Exercise details: Reproduce the material in full, unchanged.

Dataset items
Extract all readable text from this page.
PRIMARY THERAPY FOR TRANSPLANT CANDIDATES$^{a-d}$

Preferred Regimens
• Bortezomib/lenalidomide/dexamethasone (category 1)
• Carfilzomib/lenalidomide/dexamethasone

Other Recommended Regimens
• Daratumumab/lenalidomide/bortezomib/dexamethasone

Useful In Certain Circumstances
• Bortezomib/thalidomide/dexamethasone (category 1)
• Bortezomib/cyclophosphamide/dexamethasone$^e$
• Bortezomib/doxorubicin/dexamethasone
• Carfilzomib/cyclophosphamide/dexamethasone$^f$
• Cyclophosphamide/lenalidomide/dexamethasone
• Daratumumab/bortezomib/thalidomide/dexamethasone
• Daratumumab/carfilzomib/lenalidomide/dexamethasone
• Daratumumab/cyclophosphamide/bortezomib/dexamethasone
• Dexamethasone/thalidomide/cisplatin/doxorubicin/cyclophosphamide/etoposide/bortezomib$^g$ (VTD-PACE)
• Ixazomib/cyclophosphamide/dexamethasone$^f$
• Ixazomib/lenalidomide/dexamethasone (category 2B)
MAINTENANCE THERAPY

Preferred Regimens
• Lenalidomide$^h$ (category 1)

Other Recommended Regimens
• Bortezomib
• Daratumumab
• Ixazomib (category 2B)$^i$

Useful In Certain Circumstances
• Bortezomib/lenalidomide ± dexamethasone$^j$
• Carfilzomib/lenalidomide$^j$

Complete answer:
Extract all readable text from this page.
PRIMARY THERAPY FOR TRANSPLANT CANDIDATES$^{a-d}$

Preferred Regimens
• Bortezomib/lenalidomide/dexamethasone (category 1)
• Carfilzomib/lenalidomide/dexamethasone

Other Recommended Regimens
• Daratumumab/lenalidomide/bortezomib/dexamethasone

Useful In Certain Circumstances
• Bortezomib/thalidomide/dexamethasone (category 1)
• Bortezomib/cyclophosphamide/dexamethasone$^e$
• Bortezomib/doxorubicin/dexamethasone
• Carfilzomib/cyclophosphamide/dexamethasone$^f$
• Cyclophosphamide/lenalidomide/dexamethasone
• Daratumumab/bortezomib/thalidomide/dexamethasone
• Daratumumab/carfilzomib/lenalidomide/dexamethasone
• Daratumumab/cyclophosphamide/bortezomib/dexamethasone
• Dexamethasone/thalidomide/cisplatin/doxorubicin/cyclophosphamide/etoposide/bortezomib$^g$ (VTD-PACE)
• Ixazomib/cyclophosphamide/dexamethasone$^f$
• Ixazomib/lenalidomide/dexamethasone (category 2B)
MAINTENANCE THERAPY

Preferred Regimens
• Lenalidomide$^h$ (category 1)

Other Recommended Regimens
• Bortezomib
• Daratumumab
• Ixazomib (category 2B)$^i$

Useful In Certain Circumstances
• Bortezomib/lenalidomide ± dexamethasone$^j$
• Carfilzomib/lenalidomide$^j$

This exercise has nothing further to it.